- WRITTEN TASK -
Look at each line of the records and count those with "尊敬的各位领导" in them. Please answer with the count alone.

- AVAILABLE DATA -
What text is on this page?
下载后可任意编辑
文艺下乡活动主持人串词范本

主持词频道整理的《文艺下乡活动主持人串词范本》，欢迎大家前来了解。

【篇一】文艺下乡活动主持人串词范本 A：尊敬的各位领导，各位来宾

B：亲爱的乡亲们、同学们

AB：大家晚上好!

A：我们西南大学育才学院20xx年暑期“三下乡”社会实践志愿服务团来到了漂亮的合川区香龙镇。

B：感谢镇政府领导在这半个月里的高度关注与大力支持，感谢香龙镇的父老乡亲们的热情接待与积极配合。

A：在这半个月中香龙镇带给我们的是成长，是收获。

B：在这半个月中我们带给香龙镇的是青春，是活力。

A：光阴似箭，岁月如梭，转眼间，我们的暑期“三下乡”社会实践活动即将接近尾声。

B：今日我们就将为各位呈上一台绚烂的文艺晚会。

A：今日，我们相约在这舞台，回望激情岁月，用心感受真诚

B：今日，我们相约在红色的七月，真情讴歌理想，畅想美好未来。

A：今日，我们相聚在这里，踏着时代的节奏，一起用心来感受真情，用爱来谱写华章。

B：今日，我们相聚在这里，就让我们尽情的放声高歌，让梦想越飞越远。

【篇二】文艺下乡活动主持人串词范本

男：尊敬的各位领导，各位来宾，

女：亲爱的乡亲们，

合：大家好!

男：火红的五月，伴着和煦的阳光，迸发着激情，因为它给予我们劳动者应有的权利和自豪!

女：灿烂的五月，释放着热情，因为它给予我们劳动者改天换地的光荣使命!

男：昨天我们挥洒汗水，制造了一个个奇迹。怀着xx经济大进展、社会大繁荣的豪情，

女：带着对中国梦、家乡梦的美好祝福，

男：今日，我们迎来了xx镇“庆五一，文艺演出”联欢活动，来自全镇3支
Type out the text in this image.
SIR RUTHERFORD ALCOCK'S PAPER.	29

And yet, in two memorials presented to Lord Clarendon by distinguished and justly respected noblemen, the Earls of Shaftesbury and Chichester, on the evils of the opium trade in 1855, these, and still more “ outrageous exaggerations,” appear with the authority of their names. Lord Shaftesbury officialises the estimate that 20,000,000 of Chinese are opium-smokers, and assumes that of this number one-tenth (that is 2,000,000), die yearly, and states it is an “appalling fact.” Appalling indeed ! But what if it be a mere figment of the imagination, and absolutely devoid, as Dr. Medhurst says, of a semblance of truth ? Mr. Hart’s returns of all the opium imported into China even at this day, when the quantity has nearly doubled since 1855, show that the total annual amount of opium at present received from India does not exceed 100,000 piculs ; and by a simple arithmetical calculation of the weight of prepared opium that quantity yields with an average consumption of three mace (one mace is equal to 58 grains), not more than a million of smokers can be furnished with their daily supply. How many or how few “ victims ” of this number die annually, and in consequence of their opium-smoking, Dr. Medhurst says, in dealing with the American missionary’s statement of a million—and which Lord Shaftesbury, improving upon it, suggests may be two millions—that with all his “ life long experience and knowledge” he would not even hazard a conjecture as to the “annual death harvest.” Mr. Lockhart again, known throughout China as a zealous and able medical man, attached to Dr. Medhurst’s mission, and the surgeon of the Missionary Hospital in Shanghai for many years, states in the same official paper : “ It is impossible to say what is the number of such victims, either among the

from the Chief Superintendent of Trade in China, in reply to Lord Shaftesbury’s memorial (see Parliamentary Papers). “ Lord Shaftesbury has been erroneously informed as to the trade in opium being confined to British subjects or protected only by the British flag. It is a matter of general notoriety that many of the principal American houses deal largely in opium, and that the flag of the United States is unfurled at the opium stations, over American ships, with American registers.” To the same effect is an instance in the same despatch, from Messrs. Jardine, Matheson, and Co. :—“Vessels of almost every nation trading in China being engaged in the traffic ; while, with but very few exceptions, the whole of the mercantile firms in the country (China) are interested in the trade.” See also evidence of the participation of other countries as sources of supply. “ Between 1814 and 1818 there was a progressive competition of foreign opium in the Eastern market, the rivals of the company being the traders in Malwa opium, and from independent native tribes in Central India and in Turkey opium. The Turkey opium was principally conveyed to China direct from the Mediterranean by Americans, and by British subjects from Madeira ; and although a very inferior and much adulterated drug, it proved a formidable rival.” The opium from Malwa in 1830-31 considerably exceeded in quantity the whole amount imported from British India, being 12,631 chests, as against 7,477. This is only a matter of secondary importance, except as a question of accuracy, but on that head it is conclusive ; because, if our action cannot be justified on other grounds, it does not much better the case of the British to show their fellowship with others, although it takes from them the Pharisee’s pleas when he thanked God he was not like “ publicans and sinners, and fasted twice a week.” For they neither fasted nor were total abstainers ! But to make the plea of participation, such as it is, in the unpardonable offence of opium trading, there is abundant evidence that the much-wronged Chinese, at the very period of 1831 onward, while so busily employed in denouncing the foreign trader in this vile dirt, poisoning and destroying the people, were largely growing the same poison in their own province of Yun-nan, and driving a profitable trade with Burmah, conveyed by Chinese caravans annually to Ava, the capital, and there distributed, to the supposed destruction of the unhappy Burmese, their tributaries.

- OUTPUT OF THE EXERCISE -
2